PROBLEM TO SOLVE - Extract every line of the material that holds the string "JSON".

## start

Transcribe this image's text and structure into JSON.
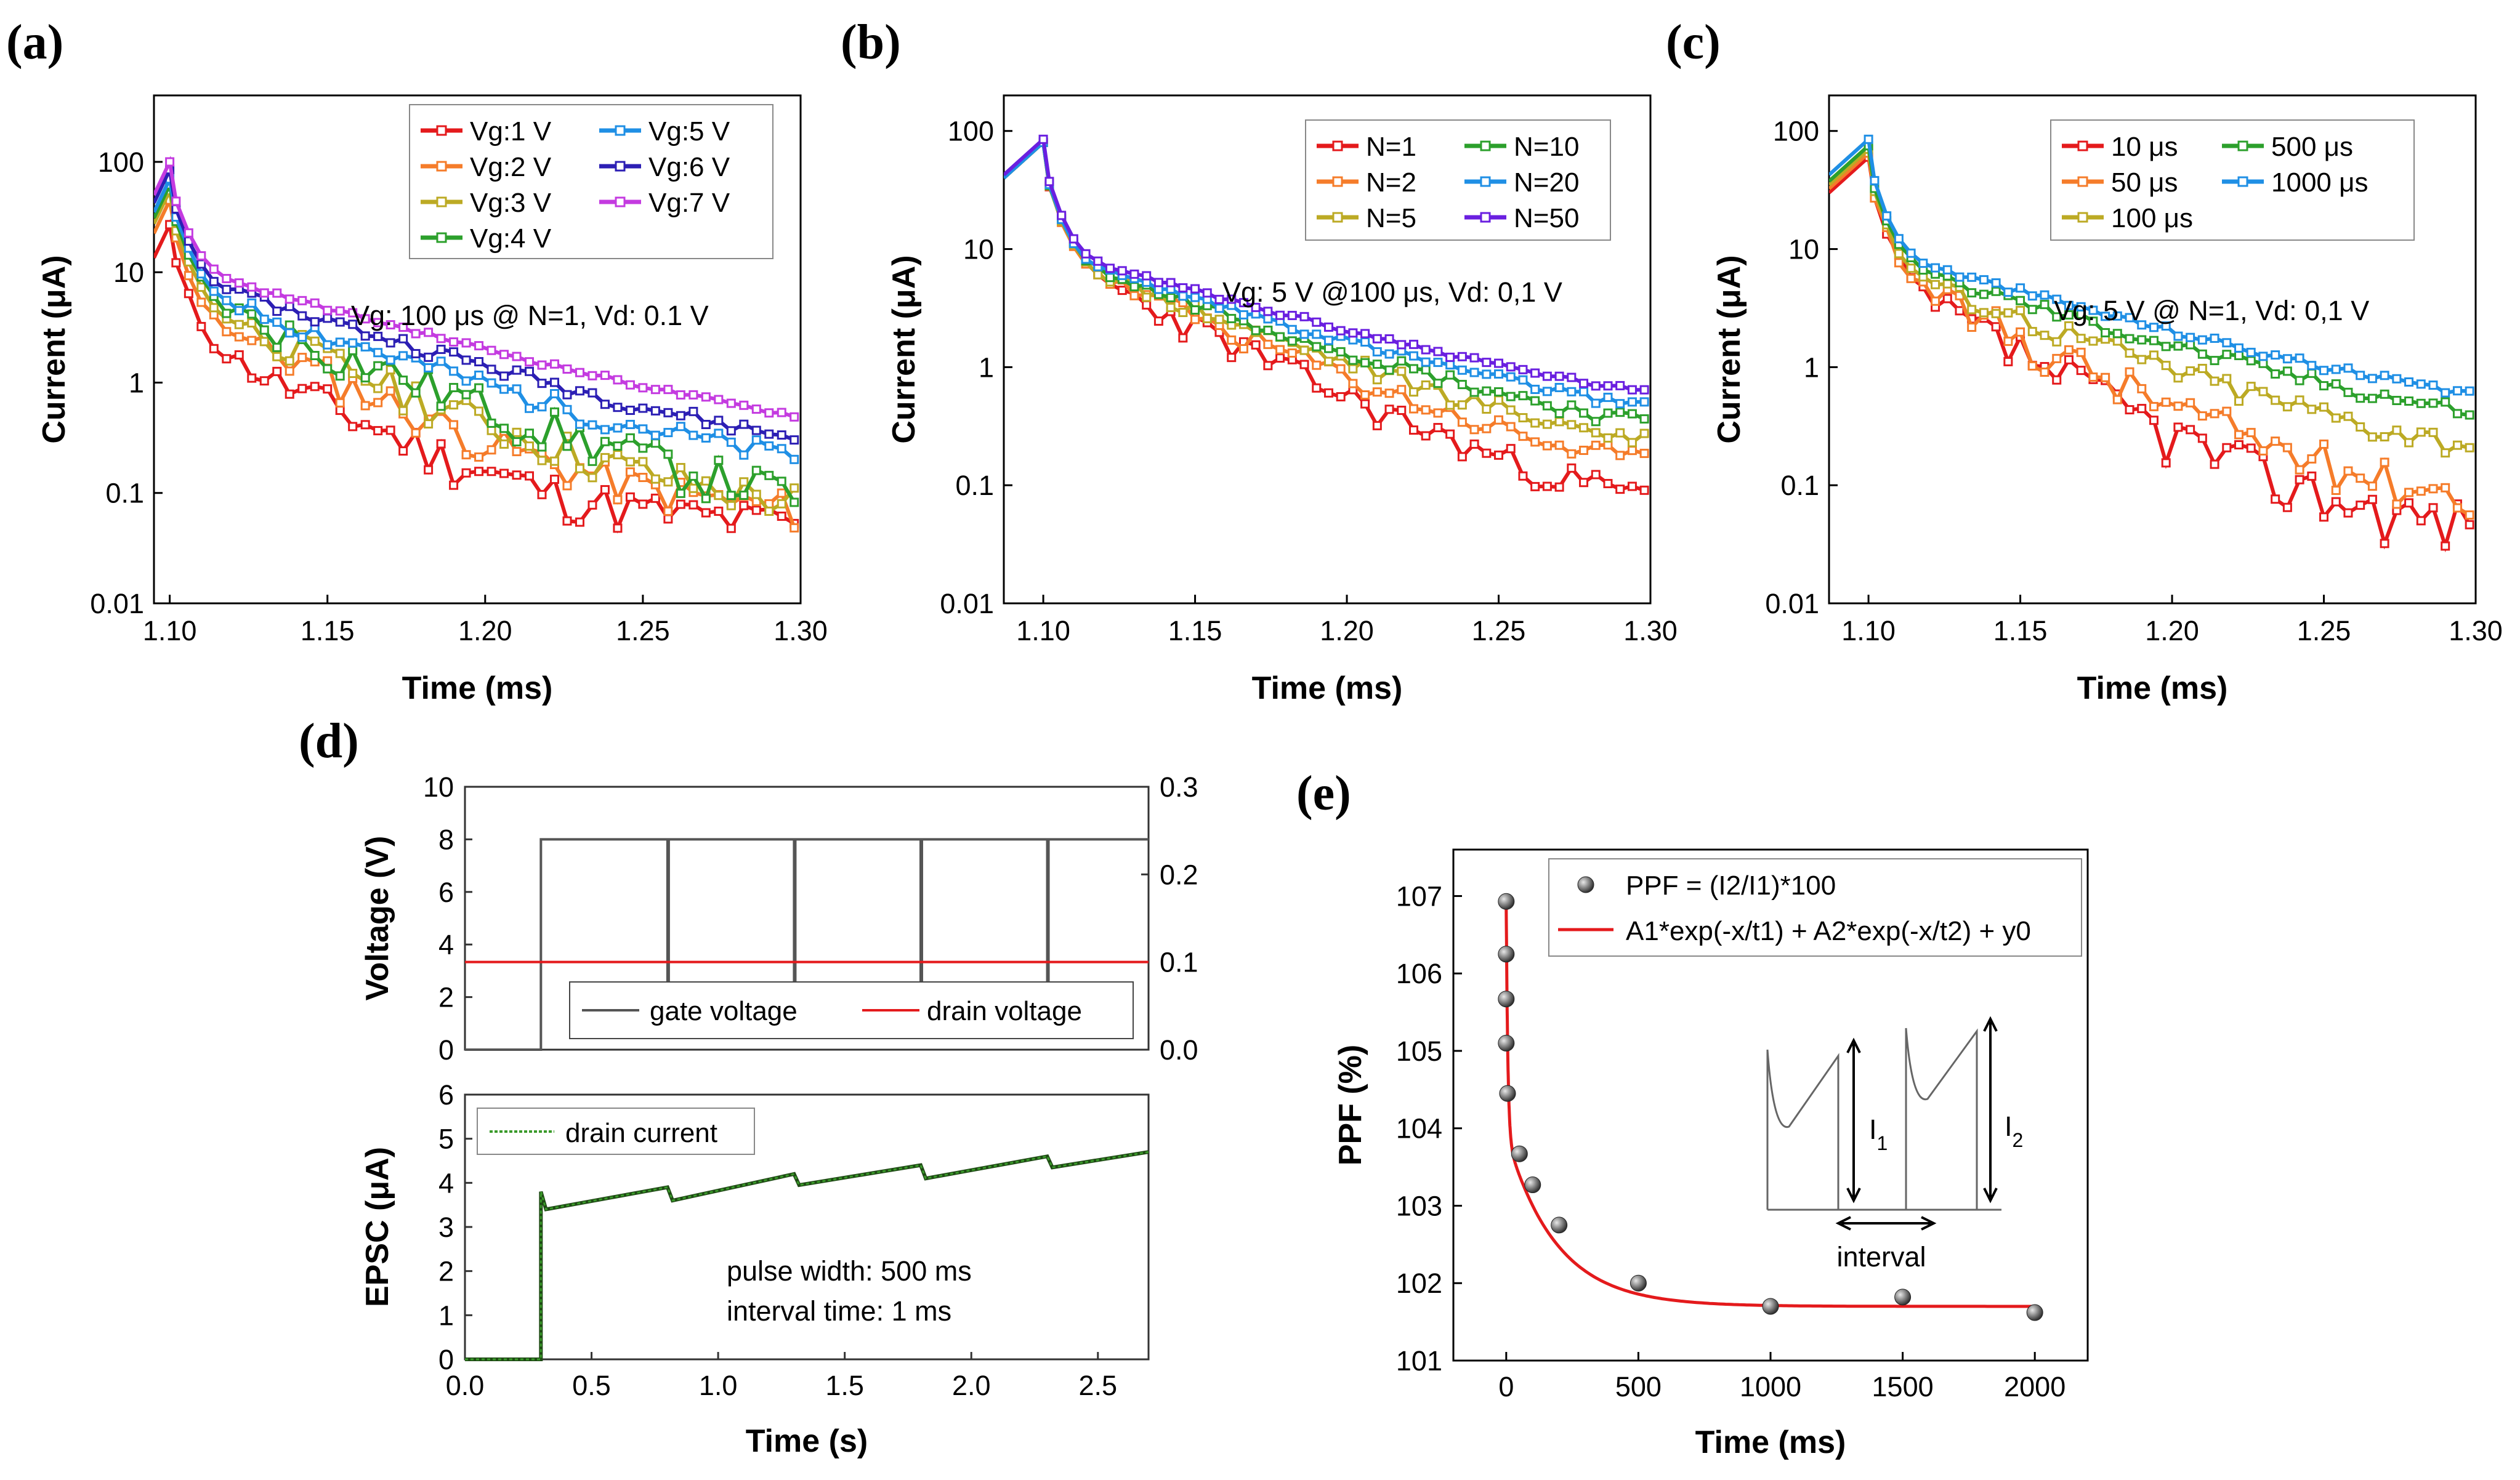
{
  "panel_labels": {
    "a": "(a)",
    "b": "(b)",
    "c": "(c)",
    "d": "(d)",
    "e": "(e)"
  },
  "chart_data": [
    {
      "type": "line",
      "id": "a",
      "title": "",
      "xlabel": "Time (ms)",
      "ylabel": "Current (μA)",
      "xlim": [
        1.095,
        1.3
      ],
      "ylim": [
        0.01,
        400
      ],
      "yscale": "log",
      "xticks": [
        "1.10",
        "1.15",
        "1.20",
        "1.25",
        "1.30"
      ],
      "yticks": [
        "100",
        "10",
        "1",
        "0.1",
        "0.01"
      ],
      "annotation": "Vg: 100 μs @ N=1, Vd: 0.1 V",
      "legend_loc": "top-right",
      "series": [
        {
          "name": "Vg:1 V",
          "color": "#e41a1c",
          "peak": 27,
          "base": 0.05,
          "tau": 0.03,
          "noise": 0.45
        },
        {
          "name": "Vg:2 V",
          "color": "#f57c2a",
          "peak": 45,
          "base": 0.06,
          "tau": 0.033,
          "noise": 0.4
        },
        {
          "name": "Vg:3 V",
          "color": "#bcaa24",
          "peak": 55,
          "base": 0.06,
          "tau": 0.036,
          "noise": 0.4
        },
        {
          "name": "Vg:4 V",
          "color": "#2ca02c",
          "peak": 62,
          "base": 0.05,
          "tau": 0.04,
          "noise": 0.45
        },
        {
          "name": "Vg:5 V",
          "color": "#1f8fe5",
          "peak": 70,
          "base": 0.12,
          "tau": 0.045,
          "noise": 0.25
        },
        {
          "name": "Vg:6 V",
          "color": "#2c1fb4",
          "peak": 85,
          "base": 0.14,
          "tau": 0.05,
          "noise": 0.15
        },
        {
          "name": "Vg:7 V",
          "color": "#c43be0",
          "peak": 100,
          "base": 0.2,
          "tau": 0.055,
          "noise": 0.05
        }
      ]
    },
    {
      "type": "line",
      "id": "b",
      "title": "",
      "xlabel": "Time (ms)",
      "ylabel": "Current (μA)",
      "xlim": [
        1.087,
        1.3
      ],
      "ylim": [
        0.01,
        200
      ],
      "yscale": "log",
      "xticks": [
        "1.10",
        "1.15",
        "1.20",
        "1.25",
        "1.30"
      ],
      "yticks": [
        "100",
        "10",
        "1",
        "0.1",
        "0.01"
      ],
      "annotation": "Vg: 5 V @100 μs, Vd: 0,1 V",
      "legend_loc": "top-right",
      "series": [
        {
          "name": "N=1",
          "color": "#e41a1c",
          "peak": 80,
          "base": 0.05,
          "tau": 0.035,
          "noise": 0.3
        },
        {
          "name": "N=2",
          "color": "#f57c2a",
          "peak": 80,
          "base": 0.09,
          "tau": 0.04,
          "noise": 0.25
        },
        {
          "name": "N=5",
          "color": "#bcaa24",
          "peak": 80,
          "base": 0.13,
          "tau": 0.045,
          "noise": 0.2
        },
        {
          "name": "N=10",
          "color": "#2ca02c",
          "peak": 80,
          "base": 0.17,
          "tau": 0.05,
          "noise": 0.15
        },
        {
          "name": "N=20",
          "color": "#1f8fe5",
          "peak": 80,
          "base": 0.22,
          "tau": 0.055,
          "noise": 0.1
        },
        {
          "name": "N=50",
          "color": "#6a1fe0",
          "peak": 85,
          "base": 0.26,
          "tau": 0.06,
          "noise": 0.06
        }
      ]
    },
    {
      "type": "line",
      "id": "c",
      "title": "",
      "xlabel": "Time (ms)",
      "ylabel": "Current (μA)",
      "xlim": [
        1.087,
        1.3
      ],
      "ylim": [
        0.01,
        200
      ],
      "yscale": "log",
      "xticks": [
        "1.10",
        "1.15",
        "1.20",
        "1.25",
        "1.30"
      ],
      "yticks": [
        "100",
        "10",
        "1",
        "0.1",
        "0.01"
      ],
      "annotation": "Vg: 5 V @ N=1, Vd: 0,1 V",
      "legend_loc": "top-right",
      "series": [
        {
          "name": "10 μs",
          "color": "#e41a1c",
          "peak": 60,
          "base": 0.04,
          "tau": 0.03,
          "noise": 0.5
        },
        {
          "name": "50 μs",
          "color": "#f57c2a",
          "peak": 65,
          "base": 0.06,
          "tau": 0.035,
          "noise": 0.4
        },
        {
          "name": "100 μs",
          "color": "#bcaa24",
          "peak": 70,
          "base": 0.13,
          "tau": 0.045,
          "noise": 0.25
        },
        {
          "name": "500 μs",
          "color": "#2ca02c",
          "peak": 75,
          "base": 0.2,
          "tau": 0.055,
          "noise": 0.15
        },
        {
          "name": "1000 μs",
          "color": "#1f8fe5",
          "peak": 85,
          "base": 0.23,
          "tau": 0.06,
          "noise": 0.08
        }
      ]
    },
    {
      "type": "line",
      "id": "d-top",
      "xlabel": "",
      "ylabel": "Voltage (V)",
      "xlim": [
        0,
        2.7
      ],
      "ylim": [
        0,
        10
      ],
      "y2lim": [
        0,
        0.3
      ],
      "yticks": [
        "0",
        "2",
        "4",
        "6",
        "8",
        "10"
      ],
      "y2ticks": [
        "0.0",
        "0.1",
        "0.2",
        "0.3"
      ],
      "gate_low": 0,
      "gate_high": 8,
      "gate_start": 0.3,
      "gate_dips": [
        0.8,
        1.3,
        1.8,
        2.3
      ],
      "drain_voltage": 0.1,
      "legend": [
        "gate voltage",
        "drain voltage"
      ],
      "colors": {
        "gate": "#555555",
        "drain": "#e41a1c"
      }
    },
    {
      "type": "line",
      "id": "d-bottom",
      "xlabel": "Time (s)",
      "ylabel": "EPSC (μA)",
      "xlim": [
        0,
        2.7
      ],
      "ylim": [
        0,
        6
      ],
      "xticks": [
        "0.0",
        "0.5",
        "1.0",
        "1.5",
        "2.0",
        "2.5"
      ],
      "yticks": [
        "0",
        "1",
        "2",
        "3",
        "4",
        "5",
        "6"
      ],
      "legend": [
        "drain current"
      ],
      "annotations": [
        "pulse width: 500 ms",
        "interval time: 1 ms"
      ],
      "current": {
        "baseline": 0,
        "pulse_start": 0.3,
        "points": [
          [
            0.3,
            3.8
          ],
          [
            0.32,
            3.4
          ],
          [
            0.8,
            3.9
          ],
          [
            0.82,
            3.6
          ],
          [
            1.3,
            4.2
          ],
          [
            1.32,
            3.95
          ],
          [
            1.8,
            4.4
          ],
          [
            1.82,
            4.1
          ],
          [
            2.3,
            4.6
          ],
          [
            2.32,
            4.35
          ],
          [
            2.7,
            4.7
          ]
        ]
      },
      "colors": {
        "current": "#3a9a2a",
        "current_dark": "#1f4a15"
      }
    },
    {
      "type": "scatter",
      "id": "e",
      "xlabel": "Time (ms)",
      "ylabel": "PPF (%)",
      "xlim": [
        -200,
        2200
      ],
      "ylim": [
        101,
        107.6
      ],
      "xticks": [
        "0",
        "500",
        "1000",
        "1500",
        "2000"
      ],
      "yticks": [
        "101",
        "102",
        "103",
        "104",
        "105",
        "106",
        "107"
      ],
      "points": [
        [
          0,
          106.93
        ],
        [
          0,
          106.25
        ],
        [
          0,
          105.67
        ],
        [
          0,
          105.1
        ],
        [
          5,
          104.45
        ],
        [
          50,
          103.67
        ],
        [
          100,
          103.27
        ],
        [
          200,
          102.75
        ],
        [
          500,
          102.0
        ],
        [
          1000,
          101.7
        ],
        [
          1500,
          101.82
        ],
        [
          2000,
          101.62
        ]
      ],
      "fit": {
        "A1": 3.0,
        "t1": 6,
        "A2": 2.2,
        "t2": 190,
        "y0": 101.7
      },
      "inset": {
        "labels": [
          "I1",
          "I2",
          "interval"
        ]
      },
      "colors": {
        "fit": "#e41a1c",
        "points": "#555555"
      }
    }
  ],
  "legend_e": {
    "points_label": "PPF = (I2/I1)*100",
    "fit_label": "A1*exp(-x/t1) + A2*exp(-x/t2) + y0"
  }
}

## end
## start

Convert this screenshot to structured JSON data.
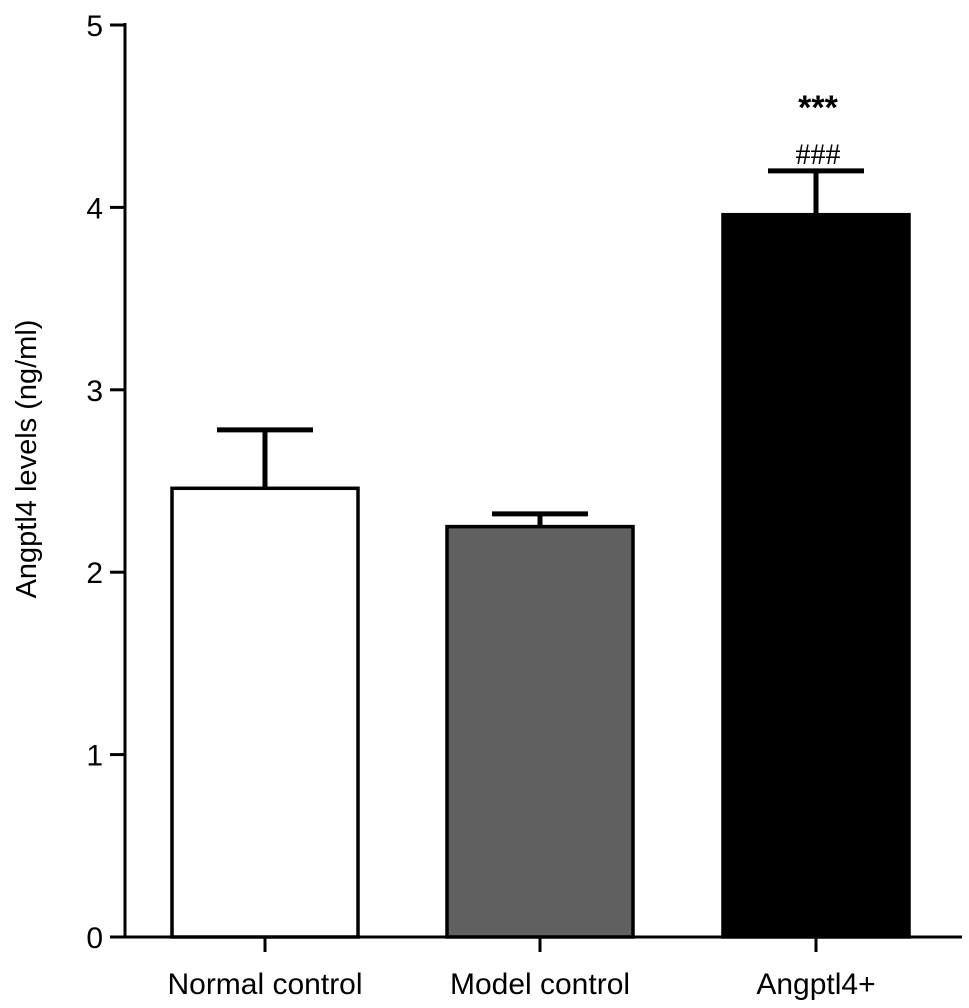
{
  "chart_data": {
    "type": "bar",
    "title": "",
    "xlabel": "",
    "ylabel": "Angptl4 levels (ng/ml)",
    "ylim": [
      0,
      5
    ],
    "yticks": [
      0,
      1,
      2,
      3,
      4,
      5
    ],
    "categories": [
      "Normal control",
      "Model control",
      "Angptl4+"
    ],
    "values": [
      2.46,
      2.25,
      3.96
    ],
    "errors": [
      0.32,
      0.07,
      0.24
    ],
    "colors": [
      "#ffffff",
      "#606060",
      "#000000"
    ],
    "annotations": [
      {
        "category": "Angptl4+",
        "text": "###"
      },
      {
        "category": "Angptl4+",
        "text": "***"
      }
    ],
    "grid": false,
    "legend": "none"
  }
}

## end

REPLY -
Transcribe this image's text and structure into JSON.
Convert this screenshot to structured JSON data.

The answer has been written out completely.